## Directions for this task:
According to the news report, which aircraft did the diplomats say carried out the July 19 attack on the base in Iraq?

[Opening Page text section]

London-based Arabic daily reports that Israeli F-35 stealth fighters were used to carry out two strikes on Iranian assets in Iraq this month; no comment from Israel.
By Daniel Siryoti and JNS Staff
Israel has expanded its target bank to include Iranian assets all over the Middle East, London-based Arabic daily Al-Sharq Al-Awsat reported on Tuesday.
The report quoted Western diplomats as saying that the Israel Air Force (IAF) was responsible for the July 19 attack on a military base in Iraq, northeast of Baghdad, used by pro-Iranian militias. The diplomats said the attack was carried out by a F-35 stealth fighter.
Sources also told the Arabic daily that the IAF was also responsible for a strike on Sunday against Camp Ashraf, some 50 miles from the Iranian border and 25 miles north of Baghdad.
The strikes targeted a consignment of ballistic missiles from Iran, as well as “Iranian advisers,” the sources said.
Israel has not commented on either report.
Syria has claimed that Israel was behind a strike on Tal al-Hara, a strategic hill in southern Syria, on July 24. The Syrian Observatory for Human Rights reported at the time that the target was storage sites used by Hezbollah and other pro-Iranian militias to house long-range missiles and other weaponry.
The report comes against the backdrop of the growing tensions between the West and Iran in the Persian Gulf over the Islamic republic’s provocations in the strategic Strait of Hormuz.
Israel remains vigilant with respect to the security situation in the Gulf. On Sunday, Israel’s U.S.-backed Arrow 3 ballistic missile defense system passed a series of tests in Alaska.
Jointly manufactured by U.S. firm Boeing, the Arrow 3 is billed as being capable of shooting down incoming ballistic missiles above the atmosphere, at a safe altitude for the destruction of nonconventional warheads. The system passed its first full interception test over the Mediterranean Sea in 2015 and was deployed in Israel in 2017.
This article first appeared in Israel Hayom.

[Closing Page text section]
[Opening Exercise data section]

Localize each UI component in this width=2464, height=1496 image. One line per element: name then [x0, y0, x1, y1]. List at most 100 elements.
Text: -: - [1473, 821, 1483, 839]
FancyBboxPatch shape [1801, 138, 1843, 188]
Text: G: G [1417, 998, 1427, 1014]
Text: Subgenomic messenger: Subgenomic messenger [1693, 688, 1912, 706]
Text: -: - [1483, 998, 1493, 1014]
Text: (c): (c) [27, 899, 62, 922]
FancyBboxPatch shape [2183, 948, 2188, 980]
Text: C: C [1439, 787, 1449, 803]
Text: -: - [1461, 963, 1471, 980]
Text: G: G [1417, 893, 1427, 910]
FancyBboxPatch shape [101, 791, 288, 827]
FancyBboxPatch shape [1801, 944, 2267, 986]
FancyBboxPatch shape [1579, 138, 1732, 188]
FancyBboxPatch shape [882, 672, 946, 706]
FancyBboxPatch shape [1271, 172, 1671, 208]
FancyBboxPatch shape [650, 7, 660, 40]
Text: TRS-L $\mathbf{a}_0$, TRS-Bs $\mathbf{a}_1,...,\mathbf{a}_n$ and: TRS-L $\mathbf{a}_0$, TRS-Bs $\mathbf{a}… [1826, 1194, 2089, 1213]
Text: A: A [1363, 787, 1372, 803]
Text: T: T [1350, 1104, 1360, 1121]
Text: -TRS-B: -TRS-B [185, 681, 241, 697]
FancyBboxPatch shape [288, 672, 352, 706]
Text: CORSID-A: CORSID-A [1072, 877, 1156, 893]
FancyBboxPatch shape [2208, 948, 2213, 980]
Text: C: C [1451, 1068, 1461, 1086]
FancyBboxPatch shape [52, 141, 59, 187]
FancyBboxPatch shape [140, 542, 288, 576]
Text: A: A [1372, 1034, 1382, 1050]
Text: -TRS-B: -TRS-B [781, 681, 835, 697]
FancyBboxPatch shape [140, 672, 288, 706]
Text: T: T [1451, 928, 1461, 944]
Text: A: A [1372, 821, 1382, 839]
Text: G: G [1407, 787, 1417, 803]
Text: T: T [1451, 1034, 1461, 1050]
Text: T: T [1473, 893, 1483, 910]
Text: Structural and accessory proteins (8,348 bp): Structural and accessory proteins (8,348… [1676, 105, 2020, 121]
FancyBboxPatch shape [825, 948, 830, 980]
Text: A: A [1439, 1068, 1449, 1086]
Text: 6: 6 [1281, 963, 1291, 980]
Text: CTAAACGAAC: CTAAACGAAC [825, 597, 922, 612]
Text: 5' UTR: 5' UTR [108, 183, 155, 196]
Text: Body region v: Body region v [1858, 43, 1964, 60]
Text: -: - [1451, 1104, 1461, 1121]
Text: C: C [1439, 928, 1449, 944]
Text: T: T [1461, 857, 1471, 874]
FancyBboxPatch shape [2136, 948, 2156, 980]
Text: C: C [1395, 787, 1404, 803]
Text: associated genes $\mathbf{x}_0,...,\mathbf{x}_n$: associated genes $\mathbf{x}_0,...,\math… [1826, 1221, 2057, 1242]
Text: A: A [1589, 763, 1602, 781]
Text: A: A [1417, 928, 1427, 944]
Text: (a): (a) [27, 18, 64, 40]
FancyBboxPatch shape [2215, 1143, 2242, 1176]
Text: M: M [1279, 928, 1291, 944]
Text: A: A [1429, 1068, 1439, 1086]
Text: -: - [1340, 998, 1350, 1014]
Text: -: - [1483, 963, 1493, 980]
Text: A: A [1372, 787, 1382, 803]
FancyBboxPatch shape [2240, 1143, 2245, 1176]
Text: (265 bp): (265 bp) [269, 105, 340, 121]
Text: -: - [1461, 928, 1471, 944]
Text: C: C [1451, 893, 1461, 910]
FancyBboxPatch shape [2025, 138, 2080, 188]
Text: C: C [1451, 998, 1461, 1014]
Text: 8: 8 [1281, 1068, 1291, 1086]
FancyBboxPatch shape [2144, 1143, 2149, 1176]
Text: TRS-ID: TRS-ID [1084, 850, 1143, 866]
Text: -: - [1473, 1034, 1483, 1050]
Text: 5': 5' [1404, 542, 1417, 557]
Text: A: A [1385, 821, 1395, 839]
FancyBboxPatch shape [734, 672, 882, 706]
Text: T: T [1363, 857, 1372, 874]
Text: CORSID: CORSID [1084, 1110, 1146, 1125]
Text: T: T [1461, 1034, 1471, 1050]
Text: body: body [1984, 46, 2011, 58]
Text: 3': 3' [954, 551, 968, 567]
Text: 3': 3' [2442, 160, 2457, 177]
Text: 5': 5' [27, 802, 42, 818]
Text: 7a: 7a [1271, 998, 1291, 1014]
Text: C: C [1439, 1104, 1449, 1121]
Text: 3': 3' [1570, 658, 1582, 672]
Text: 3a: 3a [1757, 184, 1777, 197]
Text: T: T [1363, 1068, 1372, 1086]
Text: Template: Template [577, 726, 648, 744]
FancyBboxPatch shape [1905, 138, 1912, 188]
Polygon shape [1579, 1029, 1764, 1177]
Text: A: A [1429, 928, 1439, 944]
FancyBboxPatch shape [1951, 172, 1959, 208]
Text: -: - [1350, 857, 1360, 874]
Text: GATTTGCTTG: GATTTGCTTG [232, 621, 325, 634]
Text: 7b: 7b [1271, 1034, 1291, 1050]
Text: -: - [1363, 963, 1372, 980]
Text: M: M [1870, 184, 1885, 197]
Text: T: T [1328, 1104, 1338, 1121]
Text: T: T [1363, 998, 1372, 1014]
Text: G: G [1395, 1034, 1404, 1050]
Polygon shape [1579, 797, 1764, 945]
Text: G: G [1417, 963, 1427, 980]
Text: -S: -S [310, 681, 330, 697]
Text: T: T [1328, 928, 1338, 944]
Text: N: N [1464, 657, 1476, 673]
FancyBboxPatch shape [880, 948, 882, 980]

[Closing Exercise data section]

## Result:
An F-35 stealth fighter.